**WHAT TO PRODUCE:** Return the records, each one exactly as written.

**Figure contents as structured data:**
══════

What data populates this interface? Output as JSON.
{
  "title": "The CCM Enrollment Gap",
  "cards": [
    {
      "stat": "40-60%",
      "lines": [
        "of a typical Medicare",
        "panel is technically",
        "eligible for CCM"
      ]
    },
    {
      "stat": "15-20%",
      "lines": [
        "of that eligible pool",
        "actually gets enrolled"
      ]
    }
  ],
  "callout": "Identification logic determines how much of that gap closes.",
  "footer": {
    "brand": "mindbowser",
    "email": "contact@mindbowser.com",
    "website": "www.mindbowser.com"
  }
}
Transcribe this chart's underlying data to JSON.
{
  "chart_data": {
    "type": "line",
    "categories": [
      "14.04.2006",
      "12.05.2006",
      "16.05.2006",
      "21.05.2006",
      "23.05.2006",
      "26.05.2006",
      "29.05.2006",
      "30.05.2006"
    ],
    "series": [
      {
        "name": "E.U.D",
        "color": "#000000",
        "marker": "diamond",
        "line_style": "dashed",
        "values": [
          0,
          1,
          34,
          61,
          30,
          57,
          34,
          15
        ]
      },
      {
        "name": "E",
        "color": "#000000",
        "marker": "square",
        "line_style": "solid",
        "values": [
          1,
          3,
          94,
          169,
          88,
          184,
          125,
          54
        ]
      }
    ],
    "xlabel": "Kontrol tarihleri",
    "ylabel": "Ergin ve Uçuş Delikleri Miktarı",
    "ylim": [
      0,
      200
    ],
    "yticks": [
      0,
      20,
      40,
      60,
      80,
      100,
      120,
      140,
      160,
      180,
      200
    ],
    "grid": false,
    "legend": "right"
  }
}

══════

**TASK RESULT:**
What data populates this interface? Output as JSON.
{
  "title": "The CCM Enrollment Gap",
  "cards": [
    {
      "stat": "40-60%",
      "lines": [
        "of a typical Medicare",
        "panel is technically",
        "eligible for CCM"
      ]
    },
    {
      "stat": "15-20%",
      "lines": [
        "of that eligible pool",
        "actually gets enrolled"
      ]
    }
  ],
  "callout": "Identification logic determines how much of that gap closes.",
  "footer": {
    "brand": "mindbowser",
    "email": "contact@mindbowser.com",
    "website": "www.mindbowser.com"
  }
}
Transcribe this chart's underlying data to JSON.
{
  "chart_data": {
    "type": "line",
    "categories": [
      "14.04.2006",
      "12.05.2006",
      "16.05.2006",
      "21.05.2006",
      "23.05.2006",
      "26.05.2006",
      "29.05.2006",
      "30.05.2006"
    ],
    "series": [
      {
        "name": "E.U.D",
        "color": "#000000",
        "marker": "diamond",
        "line_style": "dashed",
        "values": [
          0,
          1,
          34,
          61,
          30,
          57,
          34,
          15
        ]
      },
      {
        "name": "E",
        "color": "#000000",
        "marker": "square",
        "line_style": "solid",
        "values": [
          1,
          3,
          94,
          169,
          88,
          184,
          125,
          54
        ]
      }
    ],
    "xlabel": "Kontrol tarihleri",
    "ylabel": "Ergin ve Uçuş Delikleri Miktarı",
    "ylim": [
      0,
      200
    ],
    "yticks": [
      0,
      20,
      40,
      60,
      80,
      100,
      120,
      140,
      160,
      180,
      200
    ],
    "grid": false,
    "legend": "right"
  }
}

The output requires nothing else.